● Given problem:
Report how many lines of the listing below include the word "Charges". Give nothing but the number.
** START OF Records shown **
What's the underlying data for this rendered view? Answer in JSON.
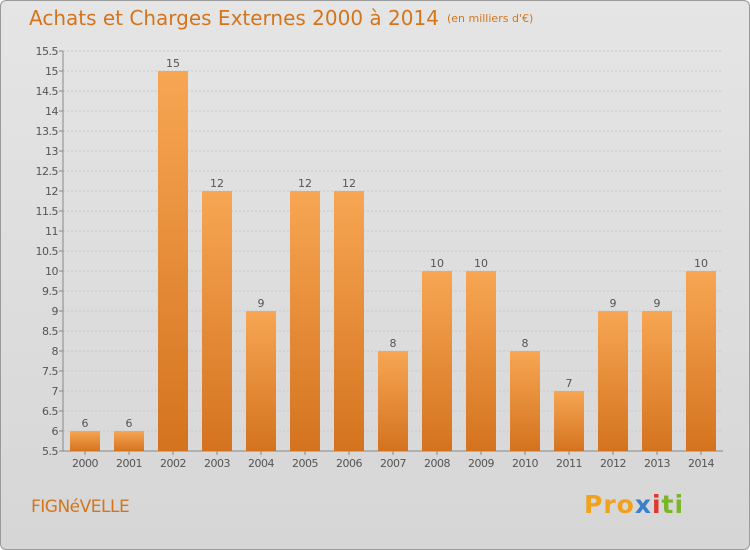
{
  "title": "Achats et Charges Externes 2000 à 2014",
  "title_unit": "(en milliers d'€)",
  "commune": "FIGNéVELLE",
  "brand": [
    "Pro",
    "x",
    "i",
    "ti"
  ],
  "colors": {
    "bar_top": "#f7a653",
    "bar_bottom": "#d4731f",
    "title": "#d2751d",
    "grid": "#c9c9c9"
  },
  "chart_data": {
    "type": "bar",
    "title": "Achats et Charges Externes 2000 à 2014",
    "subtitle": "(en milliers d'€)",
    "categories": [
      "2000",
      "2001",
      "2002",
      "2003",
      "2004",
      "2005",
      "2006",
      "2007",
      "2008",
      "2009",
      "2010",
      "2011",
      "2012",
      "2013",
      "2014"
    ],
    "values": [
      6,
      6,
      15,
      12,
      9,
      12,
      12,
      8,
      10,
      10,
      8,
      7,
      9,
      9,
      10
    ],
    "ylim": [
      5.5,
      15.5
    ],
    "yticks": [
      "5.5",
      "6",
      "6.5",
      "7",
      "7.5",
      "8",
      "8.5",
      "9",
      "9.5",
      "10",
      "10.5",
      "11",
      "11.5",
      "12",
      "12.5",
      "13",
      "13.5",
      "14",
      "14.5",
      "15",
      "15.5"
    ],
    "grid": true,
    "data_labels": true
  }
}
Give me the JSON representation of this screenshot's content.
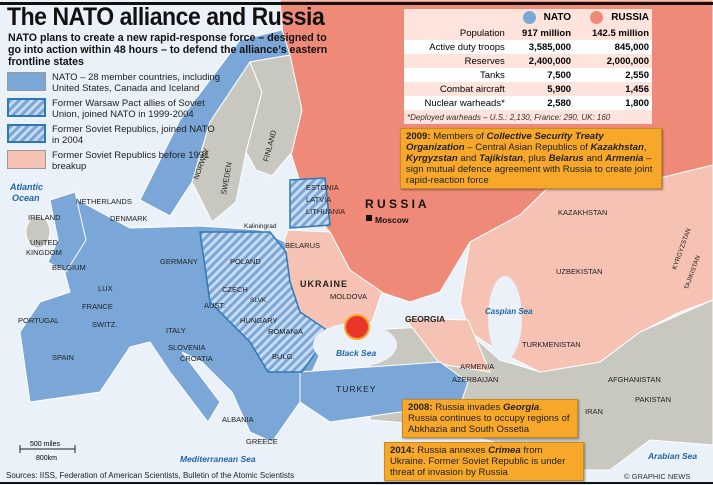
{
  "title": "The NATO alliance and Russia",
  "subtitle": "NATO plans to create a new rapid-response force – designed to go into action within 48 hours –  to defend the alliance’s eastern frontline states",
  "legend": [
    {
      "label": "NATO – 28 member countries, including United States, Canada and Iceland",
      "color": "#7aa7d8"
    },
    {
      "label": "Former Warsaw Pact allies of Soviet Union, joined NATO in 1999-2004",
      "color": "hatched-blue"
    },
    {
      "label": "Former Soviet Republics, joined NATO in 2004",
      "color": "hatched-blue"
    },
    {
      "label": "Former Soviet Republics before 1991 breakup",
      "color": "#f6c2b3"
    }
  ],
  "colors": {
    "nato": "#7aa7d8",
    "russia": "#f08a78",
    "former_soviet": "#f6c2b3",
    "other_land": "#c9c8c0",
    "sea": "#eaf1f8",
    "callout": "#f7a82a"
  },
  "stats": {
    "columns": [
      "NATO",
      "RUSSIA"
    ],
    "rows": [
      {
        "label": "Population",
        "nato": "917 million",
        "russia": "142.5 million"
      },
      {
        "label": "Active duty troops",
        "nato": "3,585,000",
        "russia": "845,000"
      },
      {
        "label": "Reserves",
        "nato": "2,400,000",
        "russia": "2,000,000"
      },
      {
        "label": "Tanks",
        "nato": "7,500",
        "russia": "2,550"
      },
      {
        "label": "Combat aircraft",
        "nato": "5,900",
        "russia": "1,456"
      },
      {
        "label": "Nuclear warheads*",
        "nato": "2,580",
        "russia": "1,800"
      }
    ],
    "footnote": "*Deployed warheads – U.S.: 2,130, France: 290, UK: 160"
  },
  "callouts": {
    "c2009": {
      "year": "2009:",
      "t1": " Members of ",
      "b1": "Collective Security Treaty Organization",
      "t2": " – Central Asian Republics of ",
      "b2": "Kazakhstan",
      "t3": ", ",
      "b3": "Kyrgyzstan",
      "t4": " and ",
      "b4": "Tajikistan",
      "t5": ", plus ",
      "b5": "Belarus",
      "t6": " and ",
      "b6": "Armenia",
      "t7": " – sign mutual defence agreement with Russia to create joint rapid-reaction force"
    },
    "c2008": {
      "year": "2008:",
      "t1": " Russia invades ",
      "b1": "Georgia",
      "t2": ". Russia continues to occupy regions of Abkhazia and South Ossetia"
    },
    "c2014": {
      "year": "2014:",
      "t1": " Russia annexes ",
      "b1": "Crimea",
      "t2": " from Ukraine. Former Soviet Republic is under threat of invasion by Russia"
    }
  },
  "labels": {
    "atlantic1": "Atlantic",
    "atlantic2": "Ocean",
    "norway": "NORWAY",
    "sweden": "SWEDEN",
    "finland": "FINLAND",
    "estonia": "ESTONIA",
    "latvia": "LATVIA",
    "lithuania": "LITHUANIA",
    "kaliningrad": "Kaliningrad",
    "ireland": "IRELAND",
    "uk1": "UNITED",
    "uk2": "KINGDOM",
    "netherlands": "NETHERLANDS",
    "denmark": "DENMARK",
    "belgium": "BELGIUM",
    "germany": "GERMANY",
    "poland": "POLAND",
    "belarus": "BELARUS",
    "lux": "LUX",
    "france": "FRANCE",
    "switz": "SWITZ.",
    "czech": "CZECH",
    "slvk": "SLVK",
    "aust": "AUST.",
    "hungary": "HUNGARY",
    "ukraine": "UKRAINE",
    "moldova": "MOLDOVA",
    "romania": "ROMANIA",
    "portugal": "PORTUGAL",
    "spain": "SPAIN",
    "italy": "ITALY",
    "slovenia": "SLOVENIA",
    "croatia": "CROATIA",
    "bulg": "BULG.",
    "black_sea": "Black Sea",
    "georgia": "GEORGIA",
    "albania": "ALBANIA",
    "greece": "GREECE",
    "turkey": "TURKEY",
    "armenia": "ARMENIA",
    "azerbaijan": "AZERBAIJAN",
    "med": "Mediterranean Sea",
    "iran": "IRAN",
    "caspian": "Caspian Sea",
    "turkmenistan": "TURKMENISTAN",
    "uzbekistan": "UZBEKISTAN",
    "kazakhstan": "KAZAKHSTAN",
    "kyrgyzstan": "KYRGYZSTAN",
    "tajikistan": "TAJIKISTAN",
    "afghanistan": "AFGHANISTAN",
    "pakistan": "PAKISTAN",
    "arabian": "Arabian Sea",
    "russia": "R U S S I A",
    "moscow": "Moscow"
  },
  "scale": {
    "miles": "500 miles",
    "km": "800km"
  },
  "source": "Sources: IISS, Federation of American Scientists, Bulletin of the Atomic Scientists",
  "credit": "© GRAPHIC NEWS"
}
** END OF Records shown **
● Written response:
2